Aim of the exercise: Pick out each line of the records in which the word "Wexford" appears.

Raw data:
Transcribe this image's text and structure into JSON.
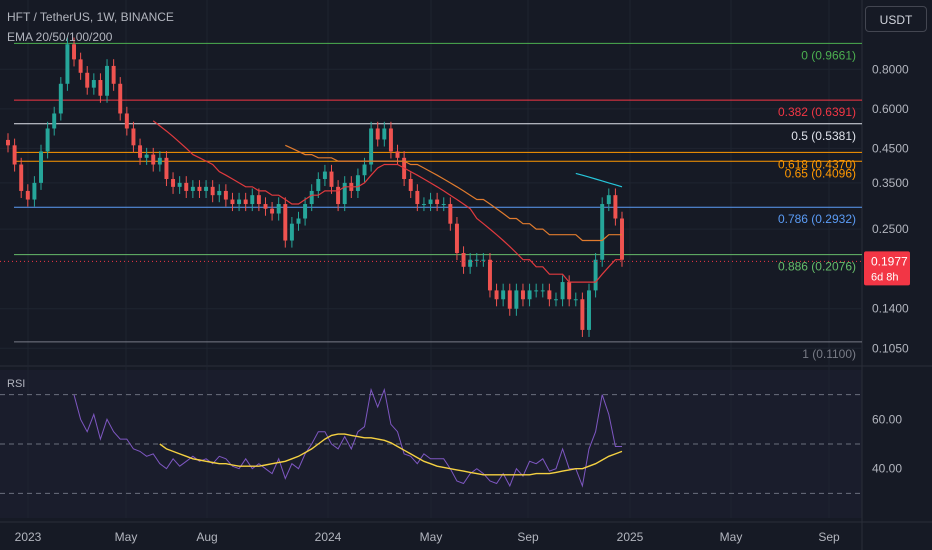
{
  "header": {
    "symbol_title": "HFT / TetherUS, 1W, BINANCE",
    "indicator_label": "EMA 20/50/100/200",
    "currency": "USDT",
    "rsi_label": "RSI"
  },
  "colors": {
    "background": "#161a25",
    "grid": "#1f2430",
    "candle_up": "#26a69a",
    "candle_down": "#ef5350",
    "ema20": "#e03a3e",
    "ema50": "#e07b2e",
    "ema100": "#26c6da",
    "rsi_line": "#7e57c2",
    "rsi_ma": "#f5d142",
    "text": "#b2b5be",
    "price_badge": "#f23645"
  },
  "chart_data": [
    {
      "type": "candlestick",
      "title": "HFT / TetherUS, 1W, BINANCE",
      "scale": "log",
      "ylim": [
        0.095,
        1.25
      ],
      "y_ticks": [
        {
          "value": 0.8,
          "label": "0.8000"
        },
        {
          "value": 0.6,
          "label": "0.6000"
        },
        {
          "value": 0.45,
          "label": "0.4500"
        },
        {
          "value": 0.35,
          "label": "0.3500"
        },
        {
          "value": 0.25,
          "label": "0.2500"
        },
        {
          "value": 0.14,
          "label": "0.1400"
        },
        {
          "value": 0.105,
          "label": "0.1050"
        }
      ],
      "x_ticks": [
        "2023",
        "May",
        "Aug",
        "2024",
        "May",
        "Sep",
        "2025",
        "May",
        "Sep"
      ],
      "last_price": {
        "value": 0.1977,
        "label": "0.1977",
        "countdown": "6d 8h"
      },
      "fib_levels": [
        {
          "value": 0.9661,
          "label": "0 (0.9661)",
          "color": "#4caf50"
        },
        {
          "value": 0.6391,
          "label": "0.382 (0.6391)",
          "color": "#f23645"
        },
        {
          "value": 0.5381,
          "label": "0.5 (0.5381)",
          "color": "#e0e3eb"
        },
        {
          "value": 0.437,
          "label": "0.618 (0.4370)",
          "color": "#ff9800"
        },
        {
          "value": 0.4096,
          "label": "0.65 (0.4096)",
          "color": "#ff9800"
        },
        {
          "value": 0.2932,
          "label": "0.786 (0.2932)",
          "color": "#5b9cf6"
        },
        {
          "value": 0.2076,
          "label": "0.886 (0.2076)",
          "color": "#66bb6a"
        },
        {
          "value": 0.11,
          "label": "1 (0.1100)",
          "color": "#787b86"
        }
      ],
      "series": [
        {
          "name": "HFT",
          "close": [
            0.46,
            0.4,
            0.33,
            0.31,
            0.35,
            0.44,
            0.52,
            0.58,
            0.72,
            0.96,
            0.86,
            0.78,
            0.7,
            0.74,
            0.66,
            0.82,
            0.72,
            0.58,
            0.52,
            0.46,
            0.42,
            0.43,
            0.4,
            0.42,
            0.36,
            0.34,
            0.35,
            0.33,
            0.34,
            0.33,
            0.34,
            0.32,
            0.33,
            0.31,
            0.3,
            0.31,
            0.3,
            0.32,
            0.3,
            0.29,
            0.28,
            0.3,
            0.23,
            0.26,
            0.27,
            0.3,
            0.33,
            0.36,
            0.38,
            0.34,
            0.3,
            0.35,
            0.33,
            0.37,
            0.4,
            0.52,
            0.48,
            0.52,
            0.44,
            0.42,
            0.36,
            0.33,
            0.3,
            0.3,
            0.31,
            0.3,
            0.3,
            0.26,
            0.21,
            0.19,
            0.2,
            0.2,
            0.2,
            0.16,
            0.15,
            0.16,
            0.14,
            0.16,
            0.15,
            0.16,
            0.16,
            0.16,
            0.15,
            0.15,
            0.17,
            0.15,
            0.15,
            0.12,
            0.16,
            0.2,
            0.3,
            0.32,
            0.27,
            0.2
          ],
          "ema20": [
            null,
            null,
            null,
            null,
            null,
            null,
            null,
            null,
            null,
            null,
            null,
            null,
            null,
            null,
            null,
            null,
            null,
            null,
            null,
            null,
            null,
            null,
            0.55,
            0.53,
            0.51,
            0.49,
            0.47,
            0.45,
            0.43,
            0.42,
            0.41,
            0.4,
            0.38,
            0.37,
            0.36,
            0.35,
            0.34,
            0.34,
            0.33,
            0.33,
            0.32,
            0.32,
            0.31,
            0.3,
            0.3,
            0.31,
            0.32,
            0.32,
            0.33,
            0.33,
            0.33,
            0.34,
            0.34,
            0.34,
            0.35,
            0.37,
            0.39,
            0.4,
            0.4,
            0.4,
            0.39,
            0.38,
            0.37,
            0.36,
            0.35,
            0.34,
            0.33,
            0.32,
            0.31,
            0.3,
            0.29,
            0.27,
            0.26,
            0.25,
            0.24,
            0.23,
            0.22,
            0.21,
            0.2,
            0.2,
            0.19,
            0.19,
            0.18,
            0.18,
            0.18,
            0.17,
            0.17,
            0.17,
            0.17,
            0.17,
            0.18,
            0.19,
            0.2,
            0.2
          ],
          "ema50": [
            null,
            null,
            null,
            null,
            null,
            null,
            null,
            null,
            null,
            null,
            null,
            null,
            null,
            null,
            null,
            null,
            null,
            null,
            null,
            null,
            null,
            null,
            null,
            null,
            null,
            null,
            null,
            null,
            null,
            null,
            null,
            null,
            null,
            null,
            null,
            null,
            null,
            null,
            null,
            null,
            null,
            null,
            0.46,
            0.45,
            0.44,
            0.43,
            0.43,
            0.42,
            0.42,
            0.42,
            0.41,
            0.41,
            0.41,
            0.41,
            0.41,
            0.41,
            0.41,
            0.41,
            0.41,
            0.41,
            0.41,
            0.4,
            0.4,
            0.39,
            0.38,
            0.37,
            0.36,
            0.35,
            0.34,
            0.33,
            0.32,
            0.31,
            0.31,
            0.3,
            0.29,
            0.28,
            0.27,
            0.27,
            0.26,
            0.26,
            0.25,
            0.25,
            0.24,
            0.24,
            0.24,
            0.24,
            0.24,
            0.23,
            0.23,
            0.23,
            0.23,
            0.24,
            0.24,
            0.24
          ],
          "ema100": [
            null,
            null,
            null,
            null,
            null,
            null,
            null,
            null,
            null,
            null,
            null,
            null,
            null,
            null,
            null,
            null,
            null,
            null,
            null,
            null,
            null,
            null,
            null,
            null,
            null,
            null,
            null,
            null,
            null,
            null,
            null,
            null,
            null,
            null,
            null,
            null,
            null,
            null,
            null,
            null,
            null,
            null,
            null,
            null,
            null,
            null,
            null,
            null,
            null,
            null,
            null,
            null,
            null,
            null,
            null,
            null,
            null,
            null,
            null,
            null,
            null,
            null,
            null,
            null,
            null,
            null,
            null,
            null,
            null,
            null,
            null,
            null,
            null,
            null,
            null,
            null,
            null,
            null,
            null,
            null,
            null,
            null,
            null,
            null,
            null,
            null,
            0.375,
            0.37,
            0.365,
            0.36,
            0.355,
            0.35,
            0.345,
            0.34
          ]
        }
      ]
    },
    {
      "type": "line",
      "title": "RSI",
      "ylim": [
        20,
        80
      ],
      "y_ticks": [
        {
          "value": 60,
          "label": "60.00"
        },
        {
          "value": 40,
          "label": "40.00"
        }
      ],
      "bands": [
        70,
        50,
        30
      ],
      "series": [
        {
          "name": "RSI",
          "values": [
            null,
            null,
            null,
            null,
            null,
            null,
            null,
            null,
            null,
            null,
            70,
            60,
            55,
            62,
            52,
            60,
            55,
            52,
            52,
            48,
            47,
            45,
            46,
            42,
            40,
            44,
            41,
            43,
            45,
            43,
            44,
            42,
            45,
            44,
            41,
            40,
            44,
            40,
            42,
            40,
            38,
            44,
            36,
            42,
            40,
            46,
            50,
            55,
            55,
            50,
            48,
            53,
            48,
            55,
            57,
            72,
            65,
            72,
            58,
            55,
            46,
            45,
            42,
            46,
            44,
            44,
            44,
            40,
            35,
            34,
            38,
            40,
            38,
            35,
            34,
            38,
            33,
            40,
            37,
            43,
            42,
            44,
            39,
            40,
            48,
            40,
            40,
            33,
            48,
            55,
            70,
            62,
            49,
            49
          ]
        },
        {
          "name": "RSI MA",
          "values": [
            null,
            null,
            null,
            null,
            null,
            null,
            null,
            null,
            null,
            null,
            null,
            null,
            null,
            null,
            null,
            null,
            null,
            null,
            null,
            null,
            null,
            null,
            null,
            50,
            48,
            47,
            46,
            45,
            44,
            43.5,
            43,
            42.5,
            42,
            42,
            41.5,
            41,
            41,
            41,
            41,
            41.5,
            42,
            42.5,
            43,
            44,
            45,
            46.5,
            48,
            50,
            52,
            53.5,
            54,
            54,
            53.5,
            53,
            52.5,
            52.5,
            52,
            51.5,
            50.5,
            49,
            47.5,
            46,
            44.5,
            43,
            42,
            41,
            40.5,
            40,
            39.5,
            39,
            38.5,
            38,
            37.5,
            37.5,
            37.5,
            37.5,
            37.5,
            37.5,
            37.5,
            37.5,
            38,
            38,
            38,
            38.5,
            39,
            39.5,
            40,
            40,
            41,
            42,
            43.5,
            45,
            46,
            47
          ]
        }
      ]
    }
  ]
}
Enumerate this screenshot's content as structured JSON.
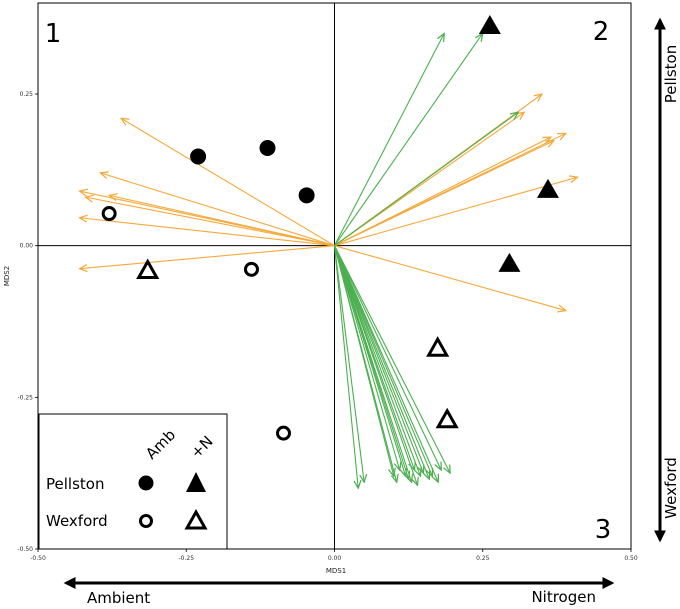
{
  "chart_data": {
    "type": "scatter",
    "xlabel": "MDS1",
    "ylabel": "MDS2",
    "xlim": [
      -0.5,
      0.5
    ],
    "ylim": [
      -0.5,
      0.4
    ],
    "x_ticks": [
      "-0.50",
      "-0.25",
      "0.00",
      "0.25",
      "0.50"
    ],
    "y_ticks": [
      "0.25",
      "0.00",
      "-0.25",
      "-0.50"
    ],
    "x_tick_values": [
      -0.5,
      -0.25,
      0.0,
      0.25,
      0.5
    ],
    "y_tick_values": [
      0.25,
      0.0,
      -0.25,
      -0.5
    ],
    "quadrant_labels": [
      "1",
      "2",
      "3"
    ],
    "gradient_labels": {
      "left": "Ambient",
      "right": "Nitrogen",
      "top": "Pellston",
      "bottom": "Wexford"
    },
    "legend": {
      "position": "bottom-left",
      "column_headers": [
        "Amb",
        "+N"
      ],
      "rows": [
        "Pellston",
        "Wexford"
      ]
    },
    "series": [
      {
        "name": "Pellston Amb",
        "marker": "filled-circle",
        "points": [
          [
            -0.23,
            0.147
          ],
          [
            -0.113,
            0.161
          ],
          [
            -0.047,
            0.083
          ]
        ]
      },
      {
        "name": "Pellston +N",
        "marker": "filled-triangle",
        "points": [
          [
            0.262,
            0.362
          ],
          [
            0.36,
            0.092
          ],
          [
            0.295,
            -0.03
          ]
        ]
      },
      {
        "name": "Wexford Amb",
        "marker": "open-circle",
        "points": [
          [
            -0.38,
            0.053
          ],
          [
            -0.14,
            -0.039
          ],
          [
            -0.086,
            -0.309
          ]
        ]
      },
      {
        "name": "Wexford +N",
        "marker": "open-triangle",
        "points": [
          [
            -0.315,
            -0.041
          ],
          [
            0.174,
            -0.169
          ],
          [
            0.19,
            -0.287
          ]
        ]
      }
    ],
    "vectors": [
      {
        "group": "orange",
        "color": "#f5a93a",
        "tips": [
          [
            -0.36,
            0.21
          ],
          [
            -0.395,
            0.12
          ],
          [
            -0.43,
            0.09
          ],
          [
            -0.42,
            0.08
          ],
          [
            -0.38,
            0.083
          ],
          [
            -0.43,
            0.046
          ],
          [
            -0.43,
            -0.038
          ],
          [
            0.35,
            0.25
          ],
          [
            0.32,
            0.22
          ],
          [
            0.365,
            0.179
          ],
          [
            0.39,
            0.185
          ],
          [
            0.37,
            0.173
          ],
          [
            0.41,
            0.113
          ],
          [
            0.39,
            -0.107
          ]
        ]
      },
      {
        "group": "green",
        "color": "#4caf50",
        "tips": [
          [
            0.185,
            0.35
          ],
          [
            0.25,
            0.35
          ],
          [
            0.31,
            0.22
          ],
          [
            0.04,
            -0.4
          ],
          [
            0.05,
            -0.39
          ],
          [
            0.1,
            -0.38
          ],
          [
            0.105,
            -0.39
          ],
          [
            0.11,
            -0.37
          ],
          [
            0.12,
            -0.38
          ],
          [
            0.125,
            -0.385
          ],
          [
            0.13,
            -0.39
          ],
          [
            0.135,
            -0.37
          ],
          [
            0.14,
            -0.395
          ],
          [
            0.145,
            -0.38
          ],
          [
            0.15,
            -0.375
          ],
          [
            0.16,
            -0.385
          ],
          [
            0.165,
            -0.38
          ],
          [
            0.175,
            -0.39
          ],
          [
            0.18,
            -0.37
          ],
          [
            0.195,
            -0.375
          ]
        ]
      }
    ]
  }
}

Written answer:
      "bottom": "Wexford"
        "Wexford"
        "name": "Wexford Amb",
        "name": "Wexford +N",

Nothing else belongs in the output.